§ Objective:
Copy out the lines below unchanged, from the one containing "327, 603, 349]" through the one containing "327, 517, 349]".

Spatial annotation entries
[start]

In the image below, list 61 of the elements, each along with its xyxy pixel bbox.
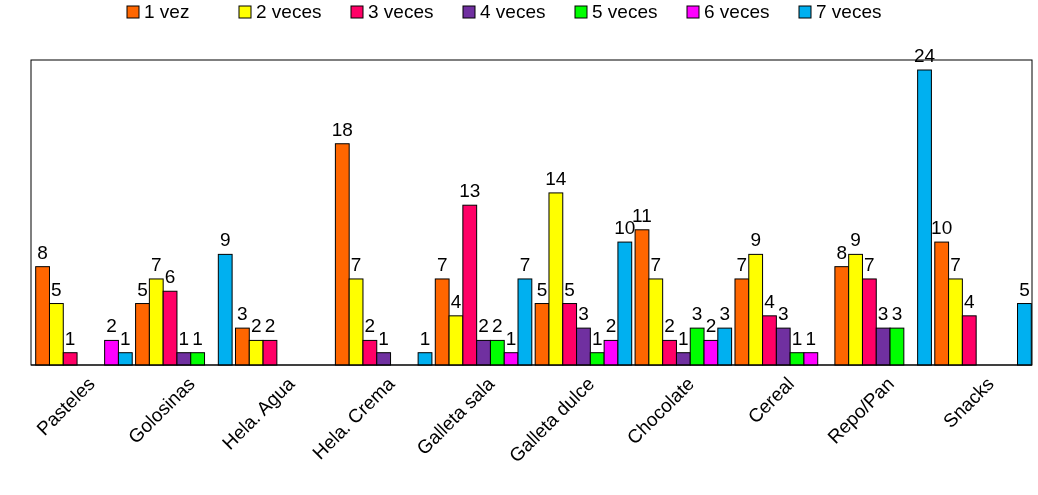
data-label: 1	[591, 327, 603, 349]
data-label: 1	[791, 327, 803, 349]
data-label: 5	[51, 278, 62, 300]
data-label: 3	[777, 303, 789, 325]
data-label: 5	[137, 278, 148, 300]
data-label: 9	[850, 229, 861, 251]
data-label: 3	[691, 303, 703, 325]
data-label: 7	[950, 253, 961, 275]
legend-label: 2 veces	[256, 1, 322, 22]
data-label: 1	[505, 327, 517, 349]
legend-label: 3 veces	[368, 1, 434, 22]
data-label: 7	[519, 253, 531, 275]
data-label: 2	[605, 315, 617, 337]
data-label: 1	[805, 327, 817, 349]
data-label: 1	[178, 327, 190, 349]
data-label: 7	[350, 253, 362, 275]
data-label: 9	[750, 229, 761, 251]
data-label: 6	[164, 266, 176, 288]
data-label: 8	[37, 241, 48, 263]
legend-label: 4 veces	[480, 1, 546, 22]
data-label: 4	[963, 290, 975, 312]
data-label: 5	[1019, 278, 1030, 300]
data-label: 7	[650, 253, 662, 275]
data-label: 4	[450, 290, 462, 312]
data-label: 13	[459, 180, 481, 202]
data-label: 18	[331, 118, 353, 140]
data-label: 2	[492, 315, 503, 337]
data-label: 1	[678, 327, 689, 349]
data-label: 3	[578, 303, 589, 325]
data-label: 2	[106, 315, 117, 337]
data-label: 2	[250, 315, 262, 337]
data-label: 3	[719, 303, 731, 325]
data-label: 3	[237, 303, 248, 325]
data-label: 5	[564, 278, 575, 300]
legend-label: 7 veces	[816, 1, 882, 22]
data-label: 2	[264, 315, 276, 337]
data-label: 3	[891, 303, 903, 325]
data-label: 8	[836, 241, 848, 263]
data-label: 7	[736, 253, 748, 275]
legend-label: 6 veces	[704, 1, 770, 22]
data-label: 2	[478, 315, 489, 337]
data-label: 14	[545, 167, 567, 189]
data-label: 9	[219, 229, 231, 251]
data-label: 4	[764, 290, 776, 312]
data-label: 3	[877, 303, 889, 325]
data-label: 1	[192, 327, 203, 349]
data-label: 1	[419, 327, 431, 349]
data-label: 2	[705, 315, 717, 337]
data-label: 2	[664, 315, 675, 337]
data-label: 7	[864, 253, 875, 275]
data-label: 7	[436, 253, 448, 275]
data-label: 24	[913, 45, 936, 66]
legend-label: 1 vez	[144, 1, 190, 22]
data-label: 2	[364, 315, 376, 337]
data-label: 1	[120, 327, 131, 349]
data-label: 7	[150, 253, 162, 275]
data-label: 1	[378, 327, 389, 349]
data-label: 1	[64, 327, 76, 349]
data-label: 5	[536, 278, 548, 300]
legend-label: 5 veces	[592, 1, 658, 22]
data-label: 10	[931, 217, 953, 239]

[end]

§ Solved exercise:
data-label: 1	[591, 327, 603, 349]
data-label: 1	[791, 327, 803, 349]
data-label: 5	[51, 278, 62, 300]
data-label: 3	[777, 303, 789, 325]
data-label: 5	[137, 278, 148, 300]
data-label: 9	[850, 229, 861, 251]
data-label: 3	[691, 303, 703, 325]
data-label: 7	[950, 253, 961, 275]
legend-label: 2 veces	[256, 1, 322, 22]
data-label: 1	[505, 327, 517, 349]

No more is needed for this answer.